What the task asks –
From the material below, list every line containing "Community".

─── Listed entries ───

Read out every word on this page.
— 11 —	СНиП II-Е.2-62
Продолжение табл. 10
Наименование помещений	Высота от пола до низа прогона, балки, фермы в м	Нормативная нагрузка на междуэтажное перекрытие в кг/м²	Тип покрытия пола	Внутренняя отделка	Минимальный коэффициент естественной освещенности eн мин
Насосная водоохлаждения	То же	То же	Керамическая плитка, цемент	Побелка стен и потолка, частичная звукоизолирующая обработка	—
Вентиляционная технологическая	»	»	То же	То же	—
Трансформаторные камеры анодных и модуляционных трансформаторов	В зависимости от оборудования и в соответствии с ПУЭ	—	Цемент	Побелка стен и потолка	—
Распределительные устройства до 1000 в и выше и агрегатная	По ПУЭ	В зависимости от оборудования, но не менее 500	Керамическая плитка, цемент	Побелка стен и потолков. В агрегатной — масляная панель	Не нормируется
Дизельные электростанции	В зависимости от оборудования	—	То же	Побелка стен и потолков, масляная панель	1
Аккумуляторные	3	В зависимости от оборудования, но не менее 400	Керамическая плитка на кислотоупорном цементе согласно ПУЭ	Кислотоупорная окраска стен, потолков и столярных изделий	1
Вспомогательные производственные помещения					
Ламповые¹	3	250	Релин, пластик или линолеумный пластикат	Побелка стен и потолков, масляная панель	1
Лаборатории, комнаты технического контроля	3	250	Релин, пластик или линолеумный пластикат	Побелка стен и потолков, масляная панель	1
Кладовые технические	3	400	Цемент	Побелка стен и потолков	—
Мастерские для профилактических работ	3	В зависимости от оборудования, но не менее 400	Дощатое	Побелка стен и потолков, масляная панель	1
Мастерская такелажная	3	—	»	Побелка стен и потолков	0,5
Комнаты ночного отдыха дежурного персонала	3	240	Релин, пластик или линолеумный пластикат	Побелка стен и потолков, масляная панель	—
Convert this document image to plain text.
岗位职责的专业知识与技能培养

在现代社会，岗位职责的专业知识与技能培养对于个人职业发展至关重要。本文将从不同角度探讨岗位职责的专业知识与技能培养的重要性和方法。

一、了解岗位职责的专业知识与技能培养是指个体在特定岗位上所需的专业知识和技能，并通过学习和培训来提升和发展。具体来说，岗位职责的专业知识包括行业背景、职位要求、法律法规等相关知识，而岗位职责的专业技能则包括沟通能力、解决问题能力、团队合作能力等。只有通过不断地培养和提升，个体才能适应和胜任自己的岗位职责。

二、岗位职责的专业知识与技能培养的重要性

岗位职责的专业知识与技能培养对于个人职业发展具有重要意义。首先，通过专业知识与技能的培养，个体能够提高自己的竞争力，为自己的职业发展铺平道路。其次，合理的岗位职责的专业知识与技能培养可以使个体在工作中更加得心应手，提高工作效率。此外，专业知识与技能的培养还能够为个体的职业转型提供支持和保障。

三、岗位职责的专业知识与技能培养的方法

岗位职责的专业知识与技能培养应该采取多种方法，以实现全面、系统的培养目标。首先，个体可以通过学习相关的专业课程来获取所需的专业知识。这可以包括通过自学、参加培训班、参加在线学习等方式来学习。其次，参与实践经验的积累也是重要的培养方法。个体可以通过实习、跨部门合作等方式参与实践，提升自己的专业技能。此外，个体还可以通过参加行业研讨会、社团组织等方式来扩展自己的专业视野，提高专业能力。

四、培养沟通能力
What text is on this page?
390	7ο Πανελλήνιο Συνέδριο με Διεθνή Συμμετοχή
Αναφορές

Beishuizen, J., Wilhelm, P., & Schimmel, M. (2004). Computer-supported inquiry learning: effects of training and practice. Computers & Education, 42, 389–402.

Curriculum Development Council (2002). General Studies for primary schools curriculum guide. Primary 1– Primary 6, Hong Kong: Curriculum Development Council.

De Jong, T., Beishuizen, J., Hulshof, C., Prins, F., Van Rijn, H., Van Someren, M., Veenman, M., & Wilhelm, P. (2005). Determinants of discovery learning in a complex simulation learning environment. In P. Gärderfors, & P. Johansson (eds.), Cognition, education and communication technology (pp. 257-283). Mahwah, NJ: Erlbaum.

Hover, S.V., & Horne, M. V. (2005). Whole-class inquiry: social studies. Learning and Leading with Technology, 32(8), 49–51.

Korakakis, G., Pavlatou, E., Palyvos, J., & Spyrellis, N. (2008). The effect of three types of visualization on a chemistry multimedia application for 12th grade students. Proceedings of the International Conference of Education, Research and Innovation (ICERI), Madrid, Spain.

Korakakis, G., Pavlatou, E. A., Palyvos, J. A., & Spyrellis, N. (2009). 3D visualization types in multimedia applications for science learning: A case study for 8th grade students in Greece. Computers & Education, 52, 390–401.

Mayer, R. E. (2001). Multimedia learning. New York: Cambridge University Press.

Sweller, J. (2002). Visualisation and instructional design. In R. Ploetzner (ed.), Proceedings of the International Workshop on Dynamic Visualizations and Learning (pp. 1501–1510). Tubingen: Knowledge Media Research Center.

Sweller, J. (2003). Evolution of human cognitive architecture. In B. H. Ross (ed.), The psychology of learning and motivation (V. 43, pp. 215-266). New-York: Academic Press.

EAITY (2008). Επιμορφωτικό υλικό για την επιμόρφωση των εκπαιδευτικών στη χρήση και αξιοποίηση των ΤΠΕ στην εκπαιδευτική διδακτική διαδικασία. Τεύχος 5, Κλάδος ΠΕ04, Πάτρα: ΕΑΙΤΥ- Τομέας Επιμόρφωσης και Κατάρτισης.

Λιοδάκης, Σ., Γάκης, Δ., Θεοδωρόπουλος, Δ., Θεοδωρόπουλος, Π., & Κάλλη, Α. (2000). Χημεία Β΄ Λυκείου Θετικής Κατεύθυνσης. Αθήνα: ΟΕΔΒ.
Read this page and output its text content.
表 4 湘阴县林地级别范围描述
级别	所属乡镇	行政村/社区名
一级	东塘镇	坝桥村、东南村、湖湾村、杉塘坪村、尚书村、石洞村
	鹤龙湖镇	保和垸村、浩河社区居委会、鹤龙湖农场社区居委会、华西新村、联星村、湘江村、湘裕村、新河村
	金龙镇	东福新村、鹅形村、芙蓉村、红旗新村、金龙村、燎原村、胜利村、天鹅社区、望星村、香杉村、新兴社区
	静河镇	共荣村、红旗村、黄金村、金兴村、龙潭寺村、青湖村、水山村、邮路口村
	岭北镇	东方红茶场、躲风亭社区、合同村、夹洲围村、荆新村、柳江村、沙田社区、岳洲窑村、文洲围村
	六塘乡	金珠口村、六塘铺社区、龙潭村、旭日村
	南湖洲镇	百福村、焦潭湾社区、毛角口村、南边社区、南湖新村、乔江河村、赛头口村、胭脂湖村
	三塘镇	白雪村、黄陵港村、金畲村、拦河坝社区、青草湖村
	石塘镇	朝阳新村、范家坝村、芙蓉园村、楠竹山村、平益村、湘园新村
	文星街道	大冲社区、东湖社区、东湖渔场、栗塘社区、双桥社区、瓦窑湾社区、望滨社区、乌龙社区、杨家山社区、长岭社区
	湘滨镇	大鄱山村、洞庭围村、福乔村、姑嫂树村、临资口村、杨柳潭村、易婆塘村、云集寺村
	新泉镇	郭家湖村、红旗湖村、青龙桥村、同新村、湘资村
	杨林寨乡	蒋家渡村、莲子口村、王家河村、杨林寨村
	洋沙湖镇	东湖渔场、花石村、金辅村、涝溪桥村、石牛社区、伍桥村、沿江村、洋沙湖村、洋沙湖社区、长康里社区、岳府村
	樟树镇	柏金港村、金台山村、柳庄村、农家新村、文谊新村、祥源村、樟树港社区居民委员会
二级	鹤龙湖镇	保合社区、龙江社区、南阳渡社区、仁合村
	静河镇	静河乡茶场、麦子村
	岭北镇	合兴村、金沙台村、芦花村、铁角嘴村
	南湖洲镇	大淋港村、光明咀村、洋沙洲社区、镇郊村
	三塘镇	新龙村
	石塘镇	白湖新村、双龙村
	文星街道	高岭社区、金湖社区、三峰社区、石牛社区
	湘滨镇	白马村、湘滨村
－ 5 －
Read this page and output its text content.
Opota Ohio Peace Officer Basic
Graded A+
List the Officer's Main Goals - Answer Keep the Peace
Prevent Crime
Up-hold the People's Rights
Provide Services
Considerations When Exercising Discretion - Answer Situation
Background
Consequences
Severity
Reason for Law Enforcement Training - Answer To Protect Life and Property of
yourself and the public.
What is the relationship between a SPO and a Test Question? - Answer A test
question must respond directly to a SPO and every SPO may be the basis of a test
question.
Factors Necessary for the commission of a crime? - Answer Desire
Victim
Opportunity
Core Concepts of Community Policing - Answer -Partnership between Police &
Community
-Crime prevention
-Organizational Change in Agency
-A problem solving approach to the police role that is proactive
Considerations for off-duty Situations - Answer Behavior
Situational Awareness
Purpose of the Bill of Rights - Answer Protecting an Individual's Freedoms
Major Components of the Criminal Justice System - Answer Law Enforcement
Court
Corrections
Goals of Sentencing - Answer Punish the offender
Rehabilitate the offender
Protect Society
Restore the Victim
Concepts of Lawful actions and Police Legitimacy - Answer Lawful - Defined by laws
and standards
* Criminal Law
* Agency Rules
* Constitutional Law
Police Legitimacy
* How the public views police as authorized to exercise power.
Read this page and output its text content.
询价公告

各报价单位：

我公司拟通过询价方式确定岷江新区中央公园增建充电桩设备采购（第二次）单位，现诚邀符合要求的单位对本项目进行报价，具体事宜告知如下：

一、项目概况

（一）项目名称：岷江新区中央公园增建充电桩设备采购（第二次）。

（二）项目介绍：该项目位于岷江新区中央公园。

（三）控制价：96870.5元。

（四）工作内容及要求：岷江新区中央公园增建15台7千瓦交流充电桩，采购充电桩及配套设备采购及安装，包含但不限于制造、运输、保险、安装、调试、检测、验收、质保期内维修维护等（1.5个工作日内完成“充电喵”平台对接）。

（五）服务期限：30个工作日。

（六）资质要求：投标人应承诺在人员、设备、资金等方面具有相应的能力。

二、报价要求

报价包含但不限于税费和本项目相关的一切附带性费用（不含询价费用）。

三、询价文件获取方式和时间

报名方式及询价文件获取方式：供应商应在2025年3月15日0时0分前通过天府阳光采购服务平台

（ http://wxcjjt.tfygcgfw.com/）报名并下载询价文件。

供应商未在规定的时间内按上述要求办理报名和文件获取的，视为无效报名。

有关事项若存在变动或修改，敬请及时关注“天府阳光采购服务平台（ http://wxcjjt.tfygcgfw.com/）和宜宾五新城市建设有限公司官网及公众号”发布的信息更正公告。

───

Written answer –
Core Concepts of Community Policing - Answer -Partnership between Police &
Community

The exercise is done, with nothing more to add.